— Material provided —

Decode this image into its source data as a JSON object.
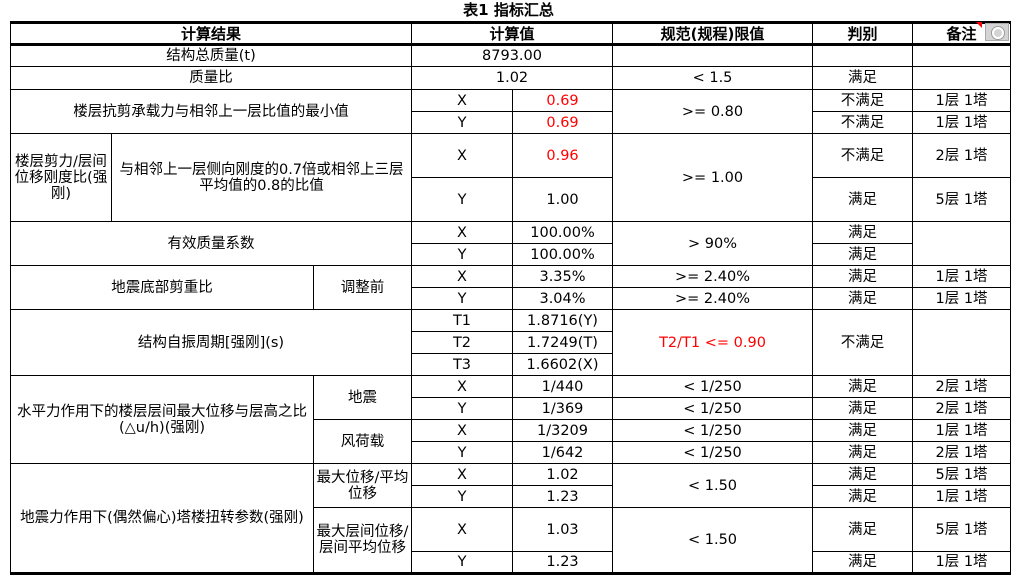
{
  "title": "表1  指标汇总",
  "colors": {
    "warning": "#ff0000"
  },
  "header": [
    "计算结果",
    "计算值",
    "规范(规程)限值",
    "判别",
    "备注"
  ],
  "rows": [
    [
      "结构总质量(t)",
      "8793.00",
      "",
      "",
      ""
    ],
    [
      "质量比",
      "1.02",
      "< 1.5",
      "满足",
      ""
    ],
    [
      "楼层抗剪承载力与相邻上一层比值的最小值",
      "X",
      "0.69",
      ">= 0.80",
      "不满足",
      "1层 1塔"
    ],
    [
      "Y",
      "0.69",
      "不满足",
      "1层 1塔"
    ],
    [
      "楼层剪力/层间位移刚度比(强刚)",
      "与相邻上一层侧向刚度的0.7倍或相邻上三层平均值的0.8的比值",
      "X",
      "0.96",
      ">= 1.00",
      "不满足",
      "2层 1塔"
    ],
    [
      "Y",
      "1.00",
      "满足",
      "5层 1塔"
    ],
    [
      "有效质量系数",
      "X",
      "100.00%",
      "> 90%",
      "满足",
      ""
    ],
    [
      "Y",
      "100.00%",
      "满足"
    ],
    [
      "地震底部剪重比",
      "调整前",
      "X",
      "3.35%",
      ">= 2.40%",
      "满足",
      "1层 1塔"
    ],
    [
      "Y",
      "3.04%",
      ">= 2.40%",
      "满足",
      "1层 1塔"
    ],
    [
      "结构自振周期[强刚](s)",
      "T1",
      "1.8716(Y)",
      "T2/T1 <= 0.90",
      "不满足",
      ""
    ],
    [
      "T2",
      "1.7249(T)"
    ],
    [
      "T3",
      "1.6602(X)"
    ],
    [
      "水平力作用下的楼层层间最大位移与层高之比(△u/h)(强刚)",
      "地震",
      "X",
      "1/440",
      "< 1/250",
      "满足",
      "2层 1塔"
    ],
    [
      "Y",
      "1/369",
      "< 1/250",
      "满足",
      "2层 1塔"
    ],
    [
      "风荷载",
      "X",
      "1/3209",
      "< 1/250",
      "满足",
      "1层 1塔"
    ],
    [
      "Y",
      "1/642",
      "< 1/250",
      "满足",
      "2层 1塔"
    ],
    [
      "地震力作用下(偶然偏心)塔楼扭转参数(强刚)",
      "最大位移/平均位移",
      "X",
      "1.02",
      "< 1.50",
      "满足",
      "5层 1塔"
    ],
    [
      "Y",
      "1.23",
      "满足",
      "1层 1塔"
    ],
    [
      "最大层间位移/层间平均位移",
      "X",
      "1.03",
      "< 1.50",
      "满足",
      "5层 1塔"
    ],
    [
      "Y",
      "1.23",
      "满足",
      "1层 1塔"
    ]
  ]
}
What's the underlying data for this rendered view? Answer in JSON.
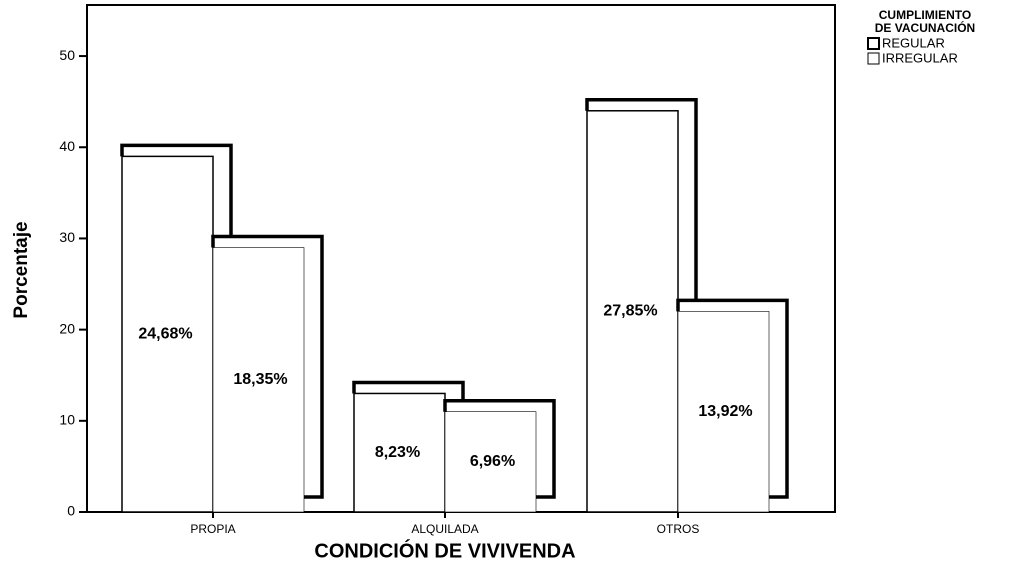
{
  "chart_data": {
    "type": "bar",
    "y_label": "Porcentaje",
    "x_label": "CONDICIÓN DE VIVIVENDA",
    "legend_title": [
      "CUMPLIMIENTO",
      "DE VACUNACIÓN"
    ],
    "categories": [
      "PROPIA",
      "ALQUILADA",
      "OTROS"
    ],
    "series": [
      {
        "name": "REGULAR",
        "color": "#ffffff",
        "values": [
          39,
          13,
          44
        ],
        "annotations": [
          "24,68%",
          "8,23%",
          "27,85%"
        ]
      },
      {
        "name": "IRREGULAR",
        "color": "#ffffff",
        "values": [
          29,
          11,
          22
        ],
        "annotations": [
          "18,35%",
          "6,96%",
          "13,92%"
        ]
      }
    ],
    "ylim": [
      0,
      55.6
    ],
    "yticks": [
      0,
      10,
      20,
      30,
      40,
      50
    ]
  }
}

— Your goal —
Every entry should be returned exactly as written, minus the pictures.

— Result —
Decode this image into its source data as a JSON object.
{
  "title": "表1  指标汇总",
  "colors": {
    "warning": "#ff0000"
  },
  "header": [
    "计算结果",
    "计算值",
    "规范(规程)限值",
    "判别",
    "备注"
  ],
  "rows": [
    [
      "结构总质量(t)",
      "8793.00",
      "",
      "",
      ""
    ],
    [
      "质量比",
      "1.02",
      "< 1.5",
      "满足",
      ""
    ],
    [
      "楼层抗剪承载力与相邻上一层比值的最小值",
      "X",
      "0.69",
      ">= 0.80",
      "不满足",
      "1层 1塔"
    ],
    [
      "Y",
      "0.69",
      "不满足",
      "1层 1塔"
    ],
    [
      "楼层剪力/层间位移刚度比(强刚)",
      "与相邻上一层侧向刚度的0.7倍或相邻上三层平均值的0.8的比值",
      "X",
      "0.96",
      ">= 1.00",
      "不满足",
      "2层 1塔"
    ],
    [
      "Y",
      "1.00",
      "满足",
      "5层 1塔"
    ],
    [
      "有效质量系数",
      "X",
      "100.00%",
      "> 90%",
      "满足",
      ""
    ],
    [
      "Y",
      "100.00%",
      "满足"
    ],
    [
      "地震底部剪重比",
      "调整前",
      "X",
      "3.35%",
      ">= 2.40%",
      "满足",
      "1层 1塔"
    ],
    [
      "Y",
      "3.04%",
      ">= 2.40%",
      "满足",
      "1层 1塔"
    ],
    [
      "结构自振周期[强刚](s)",
      "T1",
      "1.8716(Y)",
      "T2/T1 <= 0.90",
      "不满足",
      ""
    ],
    [
      "T2",
      "1.7249(T)"
    ],
    [
      "T3",
      "1.6602(X)"
    ],
    [
      "水平力作用下的楼层层间最大位移与层高之比(△u/h)(强刚)",
      "地震",
      "X",
      "1/440",
      "< 1/250",
      "满足",
      "2层 1塔"
    ],
    [
      "Y",
      "1/369",
      "< 1/250",
      "满足",
      "2层 1塔"
    ],
    [
      "风荷载",
      "X",
      "1/3209",
      "< 1/250",
      "满足",
      "1层 1塔"
    ],
    [
      "Y",
      "1/642",
      "< 1/250",
      "满足",
      "2层 1塔"
    ],
    [
      "地震力作用下(偶然偏心)塔楼扭转参数(强刚)",
      "最大位移/平均位移",
      "X",
      "1.02",
      "< 1.50",
      "满足",
      "5层 1塔"
    ],
    [
      "Y",
      "1.23",
      "满足",
      "1层 1塔"
    ],
    [
      "最大层间位移/层间平均位移",
      "X",
      "1.03",
      "< 1.50",
      "满足",
      "5层 1塔"
    ],
    [
      "Y",
      "1.23",
      "满足",
      "1层 1塔"
    ]
  ]
}
What's the underlying data for this rendered view? Answer in JSON.
{
  "chart_data": {
    "type": "bar",
    "y_label": "Porcentaje",
    "x_label": "CONDICIÓN DE VIVIVENDA",
    "legend_title": [
      "CUMPLIMIENTO",
      "DE VACUNACIÓN"
    ],
    "categories": [
      "PROPIA",
      "ALQUILADA",
      "OTROS"
    ],
    "series": [
      {
        "name": "REGULAR",
        "color": "#ffffff",
        "values": [
          39,
          13,
          44
        ],
        "annotations": [
          "24,68%",
          "8,23%",
          "27,85%"
        ]
      },
      {
        "name": "IRREGULAR",
        "color": "#ffffff",
        "values": [
          29,
          11,
          22
        ],
        "annotations": [
          "18,35%",
          "6,96%",
          "13,92%"
        ]
      }
    ],
    "ylim": [
      0,
      55.6
    ],
    "yticks": [
      0,
      10,
      20,
      30,
      40,
      50
    ]
  }
}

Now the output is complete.